> Dataset extract:

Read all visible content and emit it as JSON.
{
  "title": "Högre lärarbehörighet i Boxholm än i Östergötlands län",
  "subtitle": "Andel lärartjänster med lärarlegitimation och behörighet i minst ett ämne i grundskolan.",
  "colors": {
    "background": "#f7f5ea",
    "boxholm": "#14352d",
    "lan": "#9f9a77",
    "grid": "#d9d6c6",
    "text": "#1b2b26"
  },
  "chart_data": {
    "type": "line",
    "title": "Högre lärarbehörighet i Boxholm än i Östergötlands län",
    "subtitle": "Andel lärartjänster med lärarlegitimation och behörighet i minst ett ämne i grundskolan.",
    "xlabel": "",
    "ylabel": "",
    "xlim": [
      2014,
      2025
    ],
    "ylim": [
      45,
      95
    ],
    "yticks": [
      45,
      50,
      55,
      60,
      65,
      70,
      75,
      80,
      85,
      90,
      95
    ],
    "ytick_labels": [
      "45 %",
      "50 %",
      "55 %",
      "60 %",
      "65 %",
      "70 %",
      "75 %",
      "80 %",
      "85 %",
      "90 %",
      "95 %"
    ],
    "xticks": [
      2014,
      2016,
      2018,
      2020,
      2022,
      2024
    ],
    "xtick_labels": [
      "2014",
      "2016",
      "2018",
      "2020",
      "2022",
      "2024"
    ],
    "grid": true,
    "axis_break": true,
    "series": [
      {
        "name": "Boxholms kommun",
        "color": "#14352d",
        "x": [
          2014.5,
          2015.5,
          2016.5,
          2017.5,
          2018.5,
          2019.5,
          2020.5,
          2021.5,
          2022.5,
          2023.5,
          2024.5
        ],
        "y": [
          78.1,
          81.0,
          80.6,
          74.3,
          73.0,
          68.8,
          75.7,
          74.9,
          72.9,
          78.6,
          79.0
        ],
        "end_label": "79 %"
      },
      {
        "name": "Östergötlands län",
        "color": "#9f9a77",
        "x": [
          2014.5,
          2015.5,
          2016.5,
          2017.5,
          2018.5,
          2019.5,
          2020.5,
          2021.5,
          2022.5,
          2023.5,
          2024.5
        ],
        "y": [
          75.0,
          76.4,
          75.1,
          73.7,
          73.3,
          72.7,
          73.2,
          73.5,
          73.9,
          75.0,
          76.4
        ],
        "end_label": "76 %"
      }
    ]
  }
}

> Exercise prompt: Transcribe each record exactly. Leave nothing out.

> Correct response:
Read all visible content and emit it as JSON.
{
  "title": "Högre lärarbehörighet i Boxholm än i Östergötlands län",
  "subtitle": "Andel lärartjänster med lärarlegitimation och behörighet i minst ett ämne i grundskolan.",
  "colors": {
    "background": "#f7f5ea",
    "boxholm": "#14352d",
    "lan": "#9f9a77",
    "grid": "#d9d6c6",
    "text": "#1b2b26"
  },
  "chart_data": {
    "type": "line",
    "title": "Högre lärarbehörighet i Boxholm än i Östergötlands län",
    "subtitle": "Andel lärartjänster med lärarlegitimation och behörighet i minst ett ämne i grundskolan.",
    "xlabel": "",
    "ylabel": "",
    "xlim": [
      2014,
      2025
    ],
    "ylim": [
      45,
      95
    ],
    "yticks": [
      45,
      50,
      55,
      60,
      65,
      70,
      75,
      80,
      85,
      90,
      95
    ],
    "ytick_labels": [
      "45 %",
      "50 %",
      "55 %",
      "60 %",
      "65 %",
      "70 %",
      "75 %",
      "80 %",
      "85 %",
      "90 %",
      "95 %"
    ],
    "xticks": [
      2014,
      2016,
      2018,
      2020,
      2022,
      2024
    ],
    "xtick_labels": [
      "2014",
      "2016",
      "2018",
      "2020",
      "2022",
      "2024"
    ],
    "grid": true,
    "axis_break": true,
    "series": [
      {
        "name": "Boxholms kommun",
        "color": "#14352d",
        "x": [
          2014.5,
          2015.5,
          2016.5,
          2017.5,
          2018.5,
          2019.5,
          2020.5,
          2021.5,
          2022.5,
          2023.5,
          2024.5
        ],
        "y": [
          78.1,
          81.0,
          80.6,
          74.3,
          73.0,
          68.8,
          75.7,
          74.9,
          72.9,
          78.6,
          79.0
        ],
        "end_label": "79 %"
      },
      {
        "name": "Östergötlands län",
        "color": "#9f9a77",
        "x": [
          2014.5,
          2015.5,
          2016.5,
          2017.5,
          2018.5,
          2019.5,
          2020.5,
          2021.5,
          2022.5,
          2023.5,
          2024.5
        ],
        "y": [
          75.0,
          76.4,
          75.1,
          73.7,
          73.3,
          72.7,
          73.2,
          73.5,
          73.9,
          75.0,
          76.4
        ],
        "end_label": "76 %"
      }
    ]
  }
}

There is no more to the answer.